* begin Supplied records *
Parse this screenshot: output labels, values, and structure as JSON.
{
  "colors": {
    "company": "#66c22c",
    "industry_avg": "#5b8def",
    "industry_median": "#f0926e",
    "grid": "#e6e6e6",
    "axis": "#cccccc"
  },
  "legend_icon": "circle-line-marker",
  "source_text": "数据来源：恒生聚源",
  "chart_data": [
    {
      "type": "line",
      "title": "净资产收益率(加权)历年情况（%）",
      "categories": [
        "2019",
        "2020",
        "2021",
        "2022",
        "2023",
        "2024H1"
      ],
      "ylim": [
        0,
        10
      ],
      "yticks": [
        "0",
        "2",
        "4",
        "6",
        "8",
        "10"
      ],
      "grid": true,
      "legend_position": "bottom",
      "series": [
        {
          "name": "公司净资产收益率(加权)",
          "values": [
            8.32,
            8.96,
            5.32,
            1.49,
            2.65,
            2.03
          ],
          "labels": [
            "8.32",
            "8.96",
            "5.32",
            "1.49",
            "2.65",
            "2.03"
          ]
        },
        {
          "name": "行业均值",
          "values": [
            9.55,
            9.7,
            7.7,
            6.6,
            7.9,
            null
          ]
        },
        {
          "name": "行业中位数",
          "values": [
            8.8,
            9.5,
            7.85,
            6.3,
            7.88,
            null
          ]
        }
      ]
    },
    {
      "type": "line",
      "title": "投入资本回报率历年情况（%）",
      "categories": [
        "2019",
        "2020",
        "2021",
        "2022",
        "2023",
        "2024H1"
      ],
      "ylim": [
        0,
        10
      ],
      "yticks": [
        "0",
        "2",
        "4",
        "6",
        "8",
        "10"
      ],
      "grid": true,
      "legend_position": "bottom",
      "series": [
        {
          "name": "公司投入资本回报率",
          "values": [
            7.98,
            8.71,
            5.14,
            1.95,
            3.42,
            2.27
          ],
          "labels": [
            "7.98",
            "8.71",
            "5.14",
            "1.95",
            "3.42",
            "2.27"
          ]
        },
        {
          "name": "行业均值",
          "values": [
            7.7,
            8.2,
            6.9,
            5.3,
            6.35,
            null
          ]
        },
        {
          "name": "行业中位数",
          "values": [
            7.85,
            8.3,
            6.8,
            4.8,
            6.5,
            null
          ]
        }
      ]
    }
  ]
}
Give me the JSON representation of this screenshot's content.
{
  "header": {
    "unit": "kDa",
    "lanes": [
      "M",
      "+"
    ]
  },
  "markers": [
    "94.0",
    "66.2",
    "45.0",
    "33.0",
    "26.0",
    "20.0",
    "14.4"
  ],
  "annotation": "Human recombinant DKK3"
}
* end Supplied records *
## The problem
Return all of the data precisely as it appears.

## Reply
Parse this screenshot: output labels, values, and structure as JSON.
{
  "colors": {
    "company": "#66c22c",
    "industry_avg": "#5b8def",
    "industry_median": "#f0926e",
    "grid": "#e6e6e6",
    "axis": "#cccccc"
  },
  "legend_icon": "circle-line-marker",
  "source_text": "数据来源：恒生聚源",
  "chart_data": [
    {
      "type": "line",
      "title": "净资产收益率(加权)历年情况（%）",
      "categories": [
        "2019",
        "2020",
        "2021",
        "2022",
        "2023",
        "2024H1"
      ],
      "ylim": [
        0,
        10
      ],
      "yticks": [
        "0",
        "2",
        "4",
        "6",
        "8",
        "10"
      ],
      "grid": true,
      "legend_position": "bottom",
      "series": [
        {
          "name": "公司净资产收益率(加权)",
          "values": [
            8.32,
            8.96,
            5.32,
            1.49,
            2.65,
            2.03
          ],
          "labels": [
            "8.32",
            "8.96",
            "5.32",
            "1.49",
            "2.65",
            "2.03"
          ]
        },
        {
          "name": "行业均值",
          "values": [
            9.55,
            9.7,
            7.7,
            6.6,
            7.9,
            null
          ]
        },
        {
          "name": "行业中位数",
          "values": [
            8.8,
            9.5,
            7.85,
            6.3,
            7.88,
            null
          ]
        }
      ]
    },
    {
      "type": "line",
      "title": "投入资本回报率历年情况（%）",
      "categories": [
        "2019",
        "2020",
        "2021",
        "2022",
        "2023",
        "2024H1"
      ],
      "ylim": [
        0,
        10
      ],
      "yticks": [
        "0",
        "2",
        "4",
        "6",
        "8",
        "10"
      ],
      "grid": true,
      "legend_position": "bottom",
      "series": [
        {
          "name": "公司投入资本回报率",
          "values": [
            7.98,
            8.71,
            5.14,
            1.95,
            3.42,
            2.27
          ],
          "labels": [
            "7.98",
            "8.71",
            "5.14",
            "1.95",
            "3.42",
            "2.27"
          ]
        },
        {
          "name": "行业均值",
          "values": [
            7.7,
            8.2,
            6.9,
            5.3,
            6.35,
            null
          ]
        },
        {
          "name": "行业中位数",
          "values": [
            7.85,
            8.3,
            6.8,
            4.8,
            6.5,
            null
          ]
        }
      ]
    }
  ]
}
Give me the JSON representation of this screenshot's content.
{
  "header": {
    "unit": "kDa",
    "lanes": [
      "M",
      "+"
    ]
  },
  "markers": [
    "94.0",
    "66.2",
    "45.0",
    "33.0",
    "26.0",
    "20.0",
    "14.4"
  ],
  "annotation": "Human recombinant DKK3"
}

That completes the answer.